*Data items*:
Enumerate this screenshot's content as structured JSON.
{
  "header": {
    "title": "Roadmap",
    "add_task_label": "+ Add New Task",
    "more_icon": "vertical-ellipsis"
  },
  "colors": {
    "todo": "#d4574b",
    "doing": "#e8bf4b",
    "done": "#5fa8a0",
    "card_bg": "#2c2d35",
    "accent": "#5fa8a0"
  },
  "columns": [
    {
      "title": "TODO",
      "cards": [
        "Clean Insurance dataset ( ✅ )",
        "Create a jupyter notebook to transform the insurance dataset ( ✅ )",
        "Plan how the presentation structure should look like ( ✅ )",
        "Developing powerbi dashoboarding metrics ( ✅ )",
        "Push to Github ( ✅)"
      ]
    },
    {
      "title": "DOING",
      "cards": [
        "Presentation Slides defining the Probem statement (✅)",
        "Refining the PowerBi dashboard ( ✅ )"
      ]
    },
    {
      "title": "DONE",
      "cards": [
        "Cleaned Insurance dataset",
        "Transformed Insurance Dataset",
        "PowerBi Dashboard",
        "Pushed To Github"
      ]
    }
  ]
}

*AIM*: Copy down the whole of the data above, matching it exactly.

*RESULT*:
Enumerate this screenshot's content as structured JSON.
{
  "header": {
    "title": "Roadmap",
    "add_task_label": "+ Add New Task",
    "more_icon": "vertical-ellipsis"
  },
  "colors": {
    "todo": "#d4574b",
    "doing": "#e8bf4b",
    "done": "#5fa8a0",
    "card_bg": "#2c2d35",
    "accent": "#5fa8a0"
  },
  "columns": [
    {
      "title": "TODO",
      "cards": [
        "Clean Insurance dataset ( ✅ )",
        "Create a jupyter notebook to transform the insurance dataset ( ✅ )",
        "Plan how the presentation structure should look like ( ✅ )",
        "Developing powerbi dashoboarding metrics ( ✅ )",
        "Push to Github ( ✅)"
      ]
    },
    {
      "title": "DOING",
      "cards": [
        "Presentation Slides defining the Probem statement (✅)",
        "Refining the PowerBi dashboard ( ✅ )"
      ]
    },
    {
      "title": "DONE",
      "cards": [
        "Cleaned Insurance dataset",
        "Transformed Insurance Dataset",
        "PowerBi Dashboard",
        "Pushed To Github"
      ]
    }
  ]
}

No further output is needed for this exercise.